→ **Extracted entries**:
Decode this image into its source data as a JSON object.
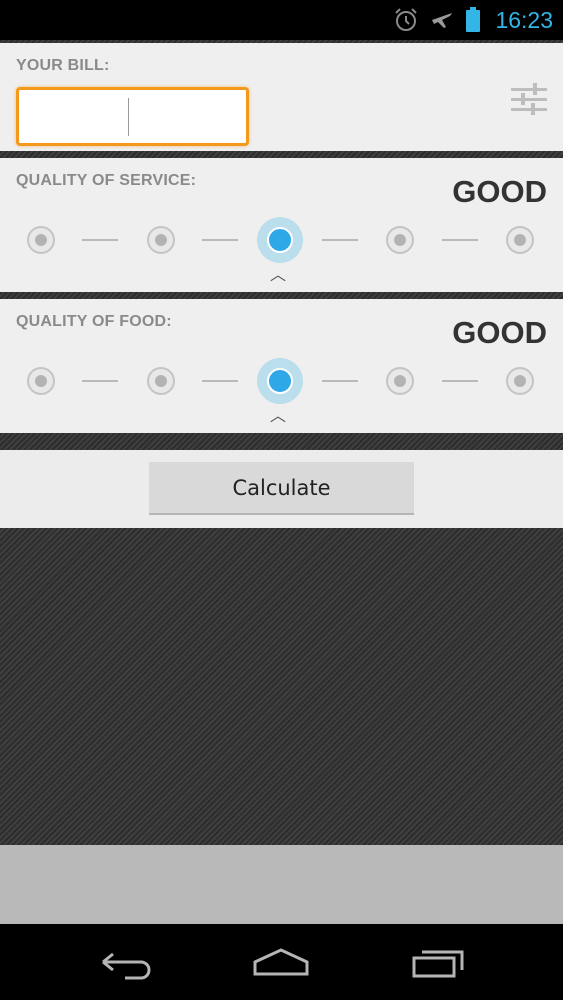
{
  "status_bar": {
    "time": "16:23",
    "icons": [
      "alarm-icon",
      "airplane-mode-icon",
      "battery-icon"
    ],
    "accent_color": "#33b5e5"
  },
  "bill": {
    "label": "YOUR BILL:",
    "value": "",
    "focused": true,
    "settings_icon": "settings-sliders-icon"
  },
  "service": {
    "label": "QUALITY OF SERVICE:",
    "rating_text": "GOOD",
    "steps": 5,
    "selected_index": 2
  },
  "food": {
    "label": "QUALITY OF FOOD:",
    "rating_text": "GOOD",
    "steps": 5,
    "selected_index": 2
  },
  "actions": {
    "calculate_label": "Calculate"
  },
  "nav": {
    "icons": [
      "back-icon",
      "home-icon",
      "recent-apps-icon"
    ]
  },
  "colors": {
    "focus_border": "#f39a1e",
    "slider_active": "#2ea8e6",
    "panel_bg": "#efefef"
  }
}
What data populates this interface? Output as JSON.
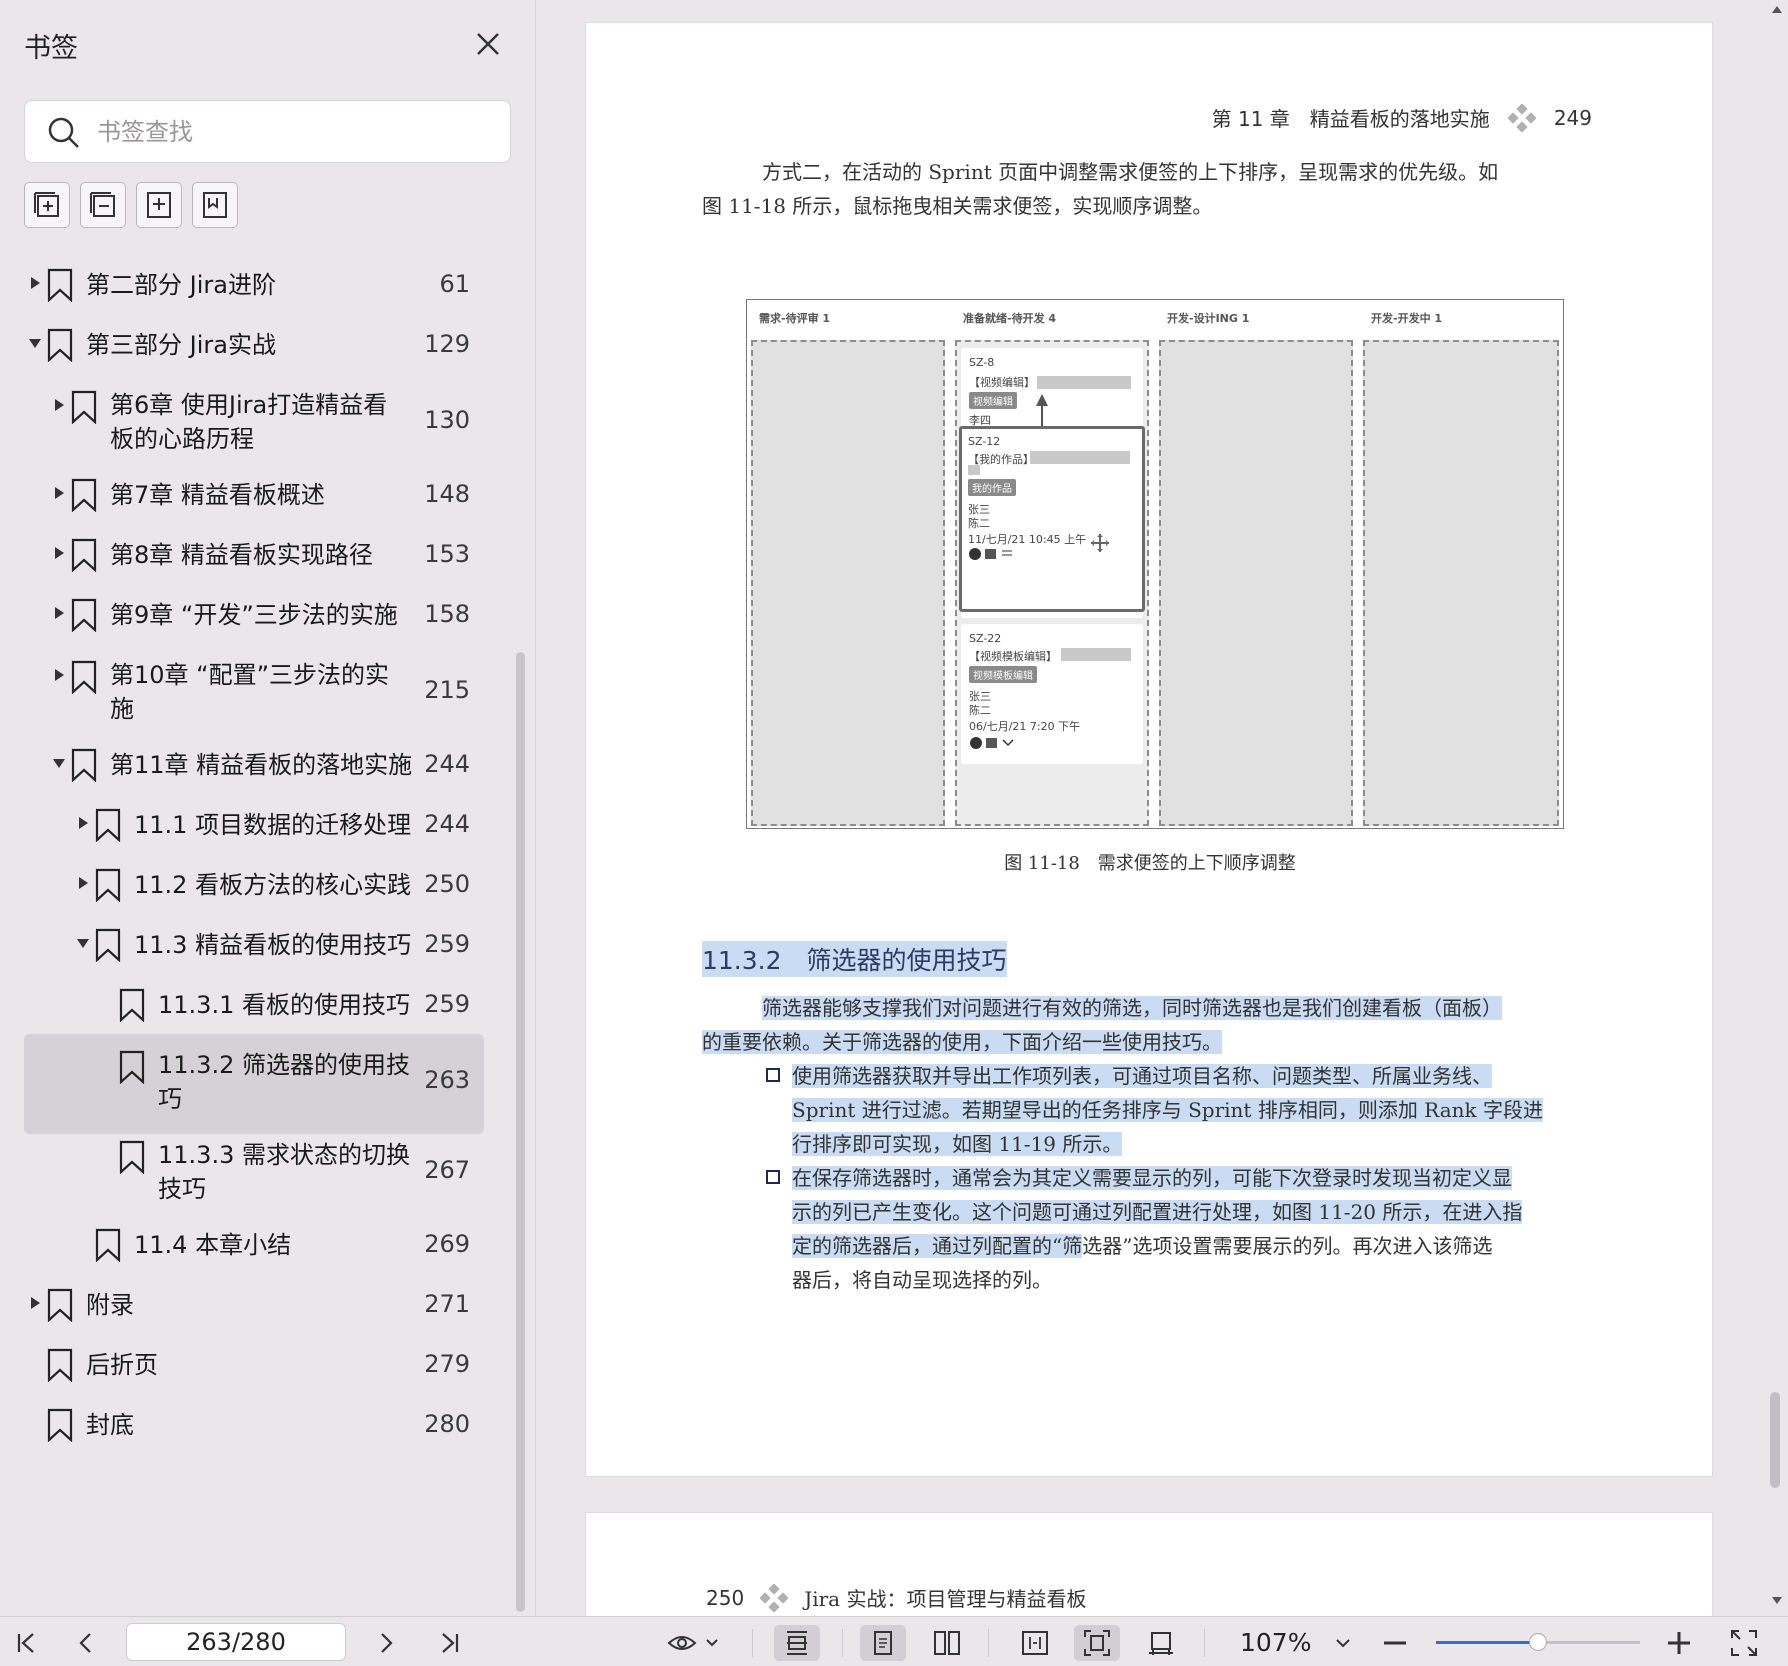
{
  "sidebar": {
    "title": "书签",
    "search_placeholder": "书签查找",
    "bookmarks": [
      {
        "label": "第二部分 Jira进阶",
        "page": "61",
        "level": 0,
        "arrow": "right"
      },
      {
        "label": "第三部分 Jira实战",
        "page": "129",
        "level": 0,
        "arrow": "down"
      },
      {
        "label": "第6章 使用Jira打造精益看",
        "label2": "板的心路历程",
        "page": "130",
        "level": 1,
        "arrow": "right"
      },
      {
        "label": "第7章 精益看板概述",
        "page": "148",
        "level": 1,
        "arrow": "right"
      },
      {
        "label": "第8章 精益看板实现路径",
        "page": "153",
        "level": 1,
        "arrow": "right"
      },
      {
        "label": "第9章 “开发”三步法的实施",
        "page": "158",
        "level": 1,
        "arrow": "right"
      },
      {
        "label": "第10章 “配置”三步法的实",
        "label2": "施",
        "page": "215",
        "level": 1,
        "arrow": "right"
      },
      {
        "label": "第11章 精益看板的落地实施",
        "page": "244",
        "level": 1,
        "arrow": "down"
      },
      {
        "label": "11.1 项目数据的迁移处理",
        "page": "244",
        "level": 2,
        "arrow": "right"
      },
      {
        "label": "11.2 看板方法的核心实践",
        "page": "250",
        "level": 2,
        "arrow": "right"
      },
      {
        "label": "11.3 精益看板的使用技巧",
        "page": "259",
        "level": 2,
        "arrow": "down"
      },
      {
        "label": "11.3.1 看板的使用技巧",
        "page": "259",
        "level": 3,
        "arrow": "none"
      },
      {
        "label": "11.3.2 筛选器的使用技",
        "label2": "巧",
        "page": "263",
        "level": 3,
        "arrow": "none",
        "selected": true
      },
      {
        "label": "11.3.3 需求状态的切换",
        "label2": "技巧",
        "page": "267",
        "level": 3,
        "arrow": "none"
      },
      {
        "label": "11.4 本章小结",
        "page": "269",
        "level": 2,
        "arrow": "none"
      },
      {
        "label": "附录",
        "page": "271",
        "level": 0,
        "arrow": "right"
      },
      {
        "label": "后折页",
        "page": "279",
        "level": 0,
        "arrow": "none"
      },
      {
        "label": "封底",
        "page": "280",
        "level": 0,
        "arrow": "none"
      }
    ]
  },
  "page1": {
    "running_head": "第 11 章　精益看板的落地实施",
    "page_number": "249",
    "intro_line1": "方式二，在活动的 Sprint 页面中调整需求便签的上下排序，呈现需求的优先级。如",
    "intro_line2": "图 11-18 所示，鼠标拖曳相关需求便签，实现顺序调整。",
    "figure": {
      "columns": [
        "需求-待评审 1",
        "准备就绪-待开发 4",
        "开发-设计ING 1",
        "开发-开发中 1"
      ],
      "card1": {
        "id": "SZ-8",
        "title": "【视频编辑】",
        "tag": "视频编辑",
        "person": "李四"
      },
      "card2": {
        "id": "SZ-12",
        "title": "【我的作品】",
        "tag": "我的作品",
        "person1": "张三",
        "person2": "陈二",
        "date": "11/七月/21 10:45 上午"
      },
      "card3": {
        "id": "SZ-22",
        "title": "【视频模板编辑】",
        "tag": "视频模板编辑",
        "person1": "张三",
        "person2": "陈二",
        "date": "06/七月/21 7:20 下午"
      }
    },
    "figure_caption": "图 11-18　需求便签的上下顺序调整",
    "section_title": "11.3.2　筛选器的使用技巧",
    "p1_line1": "筛选器能够支撑我们对问题进行有效的筛选，同时筛选器也是我们创建看板（面板）",
    "p1_line2": "的重要依赖。关于筛选器的使用，下面介绍一些使用技巧。",
    "b1_line1": "使用筛选器获取并导出工作项列表，可通过项目名称、问题类型、所属业务线、",
    "b1_line2": "Sprint 进行过滤。若期望导出的任务排序与 Sprint 排序相同，则添加 Rank 字段进",
    "b1_line3": "行排序即可实现，如图 11-19 所示。",
    "b2_line1": "在保存筛选器时，通常会为其定义需要显示的列，可能下次登录时发现当初定义显",
    "b2_line2": "示的列已产生变化。这个问题可通过列配置进行处理，如图 11-20 所示，在进入指",
    "b2_line3a": "定的筛选器后，通过列配置的“筛",
    "b2_line3b": "选器”选项设置需要展示的列。再次进入该筛选",
    "b2_line4": "器后，将自动呈现选择的列。"
  },
  "page2": {
    "page_number": "250",
    "running_head": "Jira 实战：项目管理与精益看板"
  },
  "toolbar": {
    "page_indicator": "263/280",
    "zoom": "107%",
    "zoom_slider_fraction": 0.5
  },
  "colors": {
    "highlight": "#c9dcf3",
    "section_title": "#2b3b63",
    "accent": "#2f6fd6"
  }
}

→ **To be done**: From the data above, copy each line that has the string "JSON".

→ **Reply to the task**:
Decode this image into its source data as a JSON object.
What data populates this interface? Output as JSON.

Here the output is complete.